** Start of Records for processing **

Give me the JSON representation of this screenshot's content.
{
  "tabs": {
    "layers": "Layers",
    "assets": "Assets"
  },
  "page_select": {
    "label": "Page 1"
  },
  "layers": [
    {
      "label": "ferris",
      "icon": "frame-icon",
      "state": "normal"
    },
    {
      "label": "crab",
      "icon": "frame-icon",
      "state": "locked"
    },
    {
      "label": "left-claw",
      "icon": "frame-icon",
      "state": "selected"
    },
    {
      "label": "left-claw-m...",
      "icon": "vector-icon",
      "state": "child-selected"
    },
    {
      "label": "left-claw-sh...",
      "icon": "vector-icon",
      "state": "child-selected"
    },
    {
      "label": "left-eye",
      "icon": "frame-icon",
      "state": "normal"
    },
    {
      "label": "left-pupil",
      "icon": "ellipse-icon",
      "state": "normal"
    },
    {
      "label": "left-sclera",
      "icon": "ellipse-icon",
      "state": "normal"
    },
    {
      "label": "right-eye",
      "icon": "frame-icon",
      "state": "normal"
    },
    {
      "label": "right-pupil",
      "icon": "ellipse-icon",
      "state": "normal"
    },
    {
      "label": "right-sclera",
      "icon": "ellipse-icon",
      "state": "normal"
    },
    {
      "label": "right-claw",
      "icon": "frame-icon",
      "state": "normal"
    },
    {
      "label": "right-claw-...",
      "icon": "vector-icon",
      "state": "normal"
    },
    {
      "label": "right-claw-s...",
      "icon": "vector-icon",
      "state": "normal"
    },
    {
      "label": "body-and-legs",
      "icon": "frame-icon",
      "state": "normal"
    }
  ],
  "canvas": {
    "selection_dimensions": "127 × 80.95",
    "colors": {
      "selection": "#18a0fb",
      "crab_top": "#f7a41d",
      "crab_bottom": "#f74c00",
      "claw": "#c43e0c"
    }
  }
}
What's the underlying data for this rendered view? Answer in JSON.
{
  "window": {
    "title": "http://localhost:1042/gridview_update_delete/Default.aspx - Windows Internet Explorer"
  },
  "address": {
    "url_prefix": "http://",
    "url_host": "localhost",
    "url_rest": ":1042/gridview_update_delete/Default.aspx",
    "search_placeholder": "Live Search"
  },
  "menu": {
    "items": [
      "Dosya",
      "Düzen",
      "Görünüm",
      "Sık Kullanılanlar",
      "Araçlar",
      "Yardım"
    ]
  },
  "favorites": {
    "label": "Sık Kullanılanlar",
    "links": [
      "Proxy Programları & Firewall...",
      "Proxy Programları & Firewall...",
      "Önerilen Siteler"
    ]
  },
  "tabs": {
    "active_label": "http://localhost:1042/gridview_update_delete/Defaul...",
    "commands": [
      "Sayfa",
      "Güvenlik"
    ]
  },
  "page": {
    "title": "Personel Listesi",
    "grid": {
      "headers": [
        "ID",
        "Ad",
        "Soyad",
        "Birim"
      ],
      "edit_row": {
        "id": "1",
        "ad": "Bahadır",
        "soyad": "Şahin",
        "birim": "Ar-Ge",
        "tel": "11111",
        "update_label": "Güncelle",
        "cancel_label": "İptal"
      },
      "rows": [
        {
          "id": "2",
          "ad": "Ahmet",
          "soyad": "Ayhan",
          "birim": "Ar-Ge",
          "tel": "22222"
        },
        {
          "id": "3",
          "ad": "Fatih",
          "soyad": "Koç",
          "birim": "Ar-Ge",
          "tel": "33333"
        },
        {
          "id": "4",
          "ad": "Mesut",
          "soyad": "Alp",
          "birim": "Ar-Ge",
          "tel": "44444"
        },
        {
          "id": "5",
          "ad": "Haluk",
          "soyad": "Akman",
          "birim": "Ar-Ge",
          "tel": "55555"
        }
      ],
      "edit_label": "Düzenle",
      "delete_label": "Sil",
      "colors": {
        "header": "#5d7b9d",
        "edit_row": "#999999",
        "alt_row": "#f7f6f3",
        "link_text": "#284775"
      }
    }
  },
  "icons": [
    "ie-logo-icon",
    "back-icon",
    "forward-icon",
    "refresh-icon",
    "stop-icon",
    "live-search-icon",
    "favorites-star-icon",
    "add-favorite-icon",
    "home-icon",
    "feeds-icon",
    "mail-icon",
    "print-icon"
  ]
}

** End of Records for processing **

Directions :: The records above should be repeated in full, exactly as given.

Correct response ::
Give me the JSON representation of this screenshot's content.
{
  "tabs": {
    "layers": "Layers",
    "assets": "Assets"
  },
  "page_select": {
    "label": "Page 1"
  },
  "layers": [
    {
      "label": "ferris",
      "icon": "frame-icon",
      "state": "normal"
    },
    {
      "label": "crab",
      "icon": "frame-icon",
      "state": "locked"
    },
    {
      "label": "left-claw",
      "icon": "frame-icon",
      "state": "selected"
    },
    {
      "label": "left-claw-m...",
      "icon": "vector-icon",
      "state": "child-selected"
    },
    {
      "label": "left-claw-sh...",
      "icon": "vector-icon",
      "state": "child-selected"
    },
    {
      "label": "left-eye",
      "icon": "frame-icon",
      "state": "normal"
    },
    {
      "label": "left-pupil",
      "icon": "ellipse-icon",
      "state": "normal"
    },
    {
      "label": "left-sclera",
      "icon": "ellipse-icon",
      "state": "normal"
    },
    {
      "label": "right-eye",
      "icon": "frame-icon",
      "state": "normal"
    },
    {
      "label": "right-pupil",
      "icon": "ellipse-icon",
      "state": "normal"
    },
    {
      "label": "right-sclera",
      "icon": "ellipse-icon",
      "state": "normal"
    },
    {
      "label": "right-claw",
      "icon": "frame-icon",
      "state": "normal"
    },
    {
      "label": "right-claw-...",
      "icon": "vector-icon",
      "state": "normal"
    },
    {
      "label": "right-claw-s...",
      "icon": "vector-icon",
      "state": "normal"
    },
    {
      "label": "body-and-legs",
      "icon": "frame-icon",
      "state": "normal"
    }
  ],
  "canvas": {
    "selection_dimensions": "127 × 80.95",
    "colors": {
      "selection": "#18a0fb",
      "crab_top": "#f7a41d",
      "crab_bottom": "#f74c00",
      "claw": "#c43e0c"
    }
  }
}
What's the underlying data for this rendered view? Answer in JSON.
{
  "window": {
    "title": "http://localhost:1042/gridview_update_delete/Default.aspx - Windows Internet Explorer"
  },
  "address": {
    "url_prefix": "http://",
    "url_host": "localhost",
    "url_rest": ":1042/gridview_update_delete/Default.aspx",
    "search_placeholder": "Live Search"
  },
  "menu": {
    "items": [
      "Dosya",
      "Düzen",
      "Görünüm",
      "Sık Kullanılanlar",
      "Araçlar",
      "Yardım"
    ]
  },
  "favorites": {
    "label": "Sık Kullanılanlar",
    "links": [
      "Proxy Programları & Firewall...",
      "Proxy Programları & Firewall...",
      "Önerilen Siteler"
    ]
  },
  "tabs": {
    "active_label": "http://localhost:1042/gridview_update_delete/Defaul...",
    "commands": [
      "Sayfa",
      "Güvenlik"
    ]
  },
  "page": {
    "title": "Personel Listesi",
    "grid": {
      "headers": [
        "ID",
        "Ad",
        "Soyad",
        "Birim"
      ],
      "edit_row": {
        "id": "1",
        "ad": "Bahadır",
        "soyad": "Şahin",
        "birim": "Ar-Ge",
        "tel": "11111",
        "update_label": "Güncelle",
        "cancel_label": "İptal"
      },
      "rows": [
        {
          "id": "2",
          "ad": "Ahmet",
          "soyad": "Ayhan",
          "birim": "Ar-Ge",
          "tel": "22222"
        },
        {
          "id": "3",
          "ad": "Fatih",
          "soyad": "Koç",
          "birim": "Ar-Ge",
          "tel": "33333"
        },
        {
          "id": "4",
          "ad": "Mesut",
          "soyad": "Alp",
          "birim": "Ar-Ge",
          "tel": "44444"
        },
        {
          "id": "5",
          "ad": "Haluk",
          "soyad": "Akman",
          "birim": "Ar-Ge",
          "tel": "55555"
        }
      ],
      "edit_label": "Düzenle",
      "delete_label": "Sil",
      "colors": {
        "header": "#5d7b9d",
        "edit_row": "#999999",
        "alt_row": "#f7f6f3",
        "link_text": "#284775"
      }
    }
  },
  "icons": [
    "ie-logo-icon",
    "back-icon",
    "forward-icon",
    "refresh-icon",
    "stop-icon",
    "live-search-icon",
    "favorites-star-icon",
    "add-favorite-icon",
    "home-icon",
    "feeds-icon",
    "mail-icon",
    "print-icon"
  ]
}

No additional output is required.